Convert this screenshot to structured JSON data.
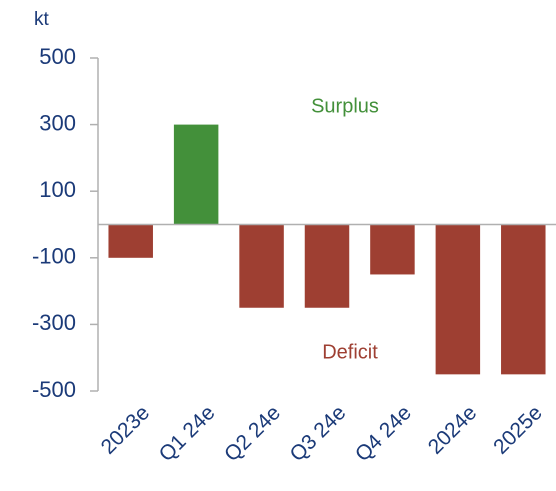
{
  "chart_data": {
    "type": "bar",
    "unit_label": "kt",
    "categories": [
      "2023e",
      "Q1 24e",
      "Q2 24e",
      "Q3 24e",
      "Q4 24e",
      "2024e",
      "2025e"
    ],
    "values": [
      -100,
      300,
      -250,
      -250,
      -150,
      -450,
      -450
    ],
    "positive_color": "#43903a",
    "negative_color": "#9e3f32",
    "annotations": [
      "Surplus",
      "Deficit"
    ],
    "ylim": [
      -500,
      500
    ],
    "yticks": [
      500,
      300,
      100,
      -100,
      -300,
      -500
    ],
    "grid": false
  }
}
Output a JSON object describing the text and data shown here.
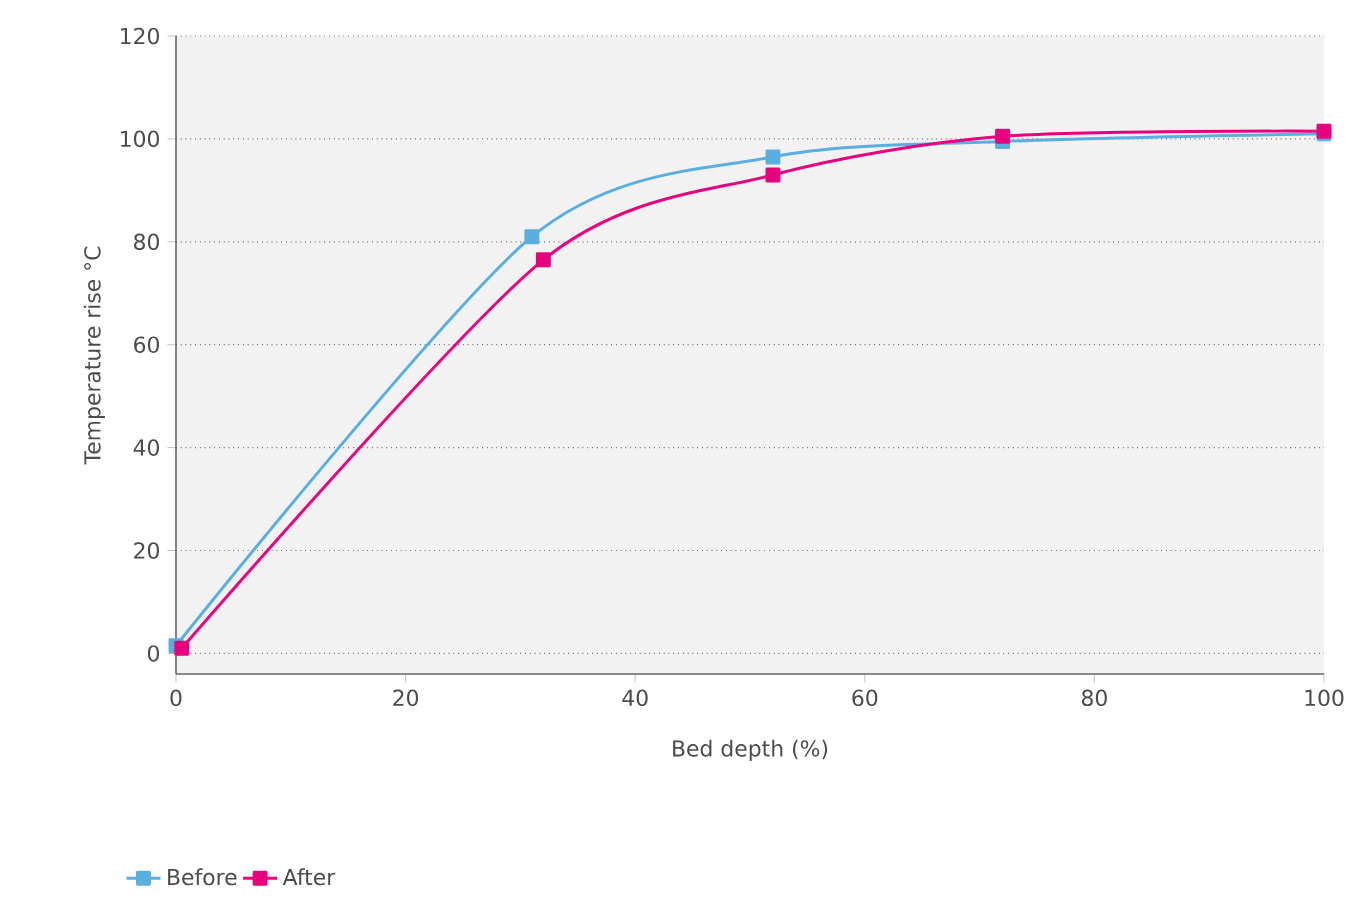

**TASK PROMPT:** All entries must be written out again exactly as given, with no pictures in the copy.

**WRITTEN SOLUTION:**
Convert this screenshot to structured JSON data.
{
  "chart_data": {
    "type": "bar",
    "unit_label": "kt",
    "categories": [
      "2023e",
      "Q1 24e",
      "Q2 24e",
      "Q3 24e",
      "Q4 24e",
      "2024e",
      "2025e"
    ],
    "values": [
      -100,
      300,
      -250,
      -250,
      -150,
      -450,
      -450
    ],
    "positive_color": "#43903a",
    "negative_color": "#9e3f32",
    "annotations": [
      "Surplus",
      "Deficit"
    ],
    "ylim": [
      -500,
      500
    ],
    "yticks": [
      500,
      300,
      100,
      -100,
      -300,
      -500
    ],
    "grid": false
  }
}
Output a JSON object describing the text and data shown here.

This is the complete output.